→ **Records**
-------------------------
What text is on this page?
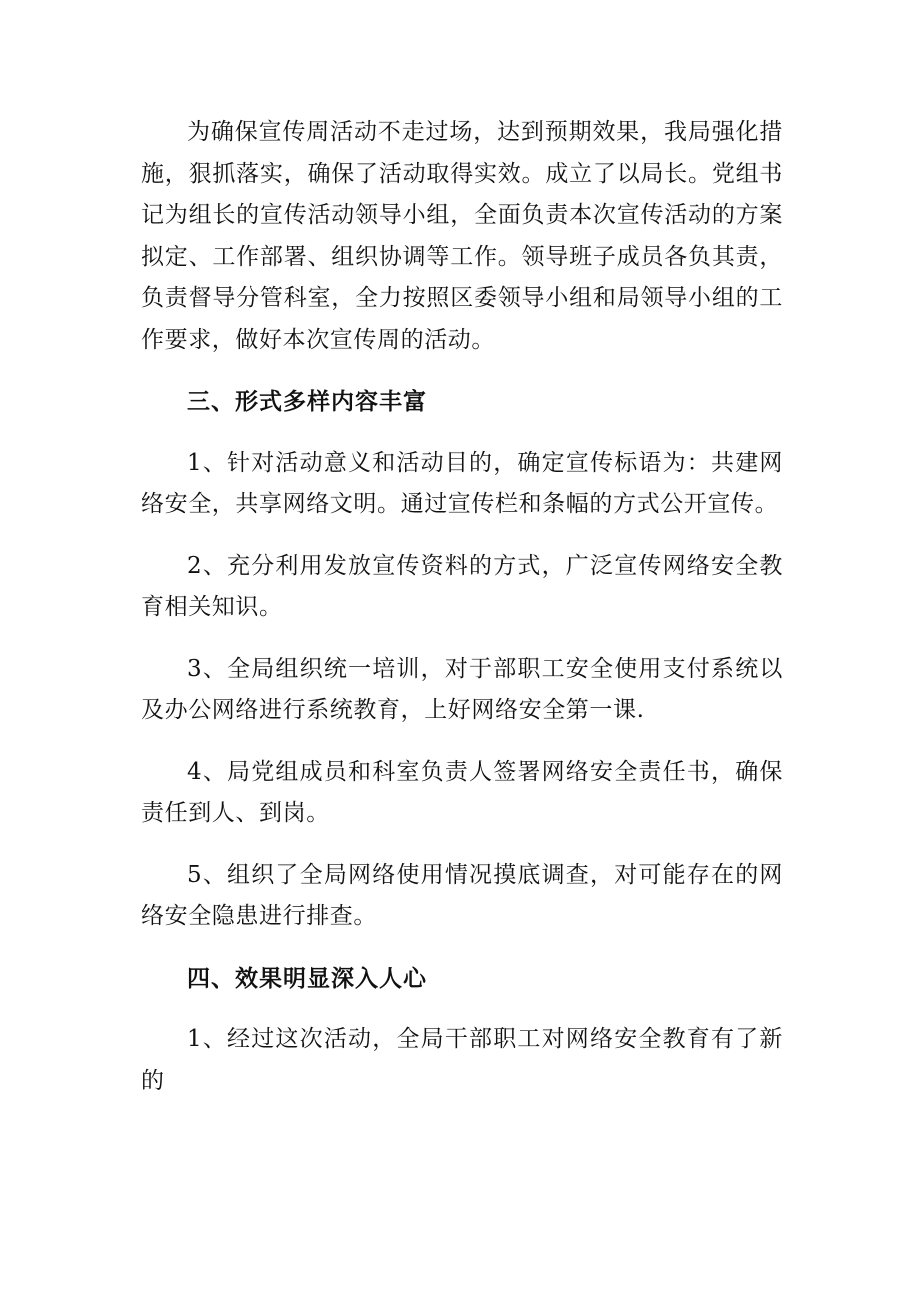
为确保宣传周活动不走过场，达到预期效果，我局强化措施，狠抓落实，确保了活动取得实效。成立了以局长。党组书记为组长的宣传活动领导小组，全面负责本次宣传活动的方案拟定、工作部署、组织协调等工作。领导班子成员各负其责，负责督导分管科室，全力按照区委领导小组和局领导小组的工作要求，做好本次宣传周的活动。

三、形式多样内容丰富

1、针对活动意义和活动目的，确定宣传标语为：共建网络安全，共享网络文明。通过宣传栏和条幅的方式公开宣传。

2、充分利用发放宣传资料的方式，广泛宣传网络安全教育相关知识。

3、全局组织统一培训，对于部职工安全使用支付系统以及办公网络进行系统教育，上好网络安全第一课.

4、局党组成员和科室负责人签署网络安全责任书，确保责任到人、到岗。

5、组织了全局网络使用情况摸底调查，对可能存在的网络安全隐患进行排查。

四、效果明显深入人心

1、经过这次活动，全局干部职工对网络安全教育有了新的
-------------------------
→ **What the task requires**
Copy out all of the data word for word. Do not carry over any picture.

→ **Output of the task**
What text is on this page?
为确保宣传周活动不走过场，达到预期效果，我局强化措施，狠抓落实，确保了活动取得实效。成立了以局长。党组书记为组长的宣传活动领导小组，全面负责本次宣传活动的方案拟定、工作部署、组织协调等工作。领导班子成员各负其责，负责督导分管科室，全力按照区委领导小组和局领导小组的工作要求，做好本次宣传周的活动。

三、形式多样内容丰富

1、针对活动意义和活动目的，确定宣传标语为：共建网络安全，共享网络文明。通过宣传栏和条幅的方式公开宣传。

2、充分利用发放宣传资料的方式，广泛宣传网络安全教育相关知识。

3、全局组织统一培训，对于部职工安全使用支付系统以及办公网络进行系统教育，上好网络安全第一课.

4、局党组成员和科室负责人签署网络安全责任书，确保责任到人、到岗。

5、组织了全局网络使用情况摸底调查，对可能存在的网络安全隐患进行排查。

四、效果明显深入人心

1、经过这次活动，全局干部职工对网络安全教育有了新的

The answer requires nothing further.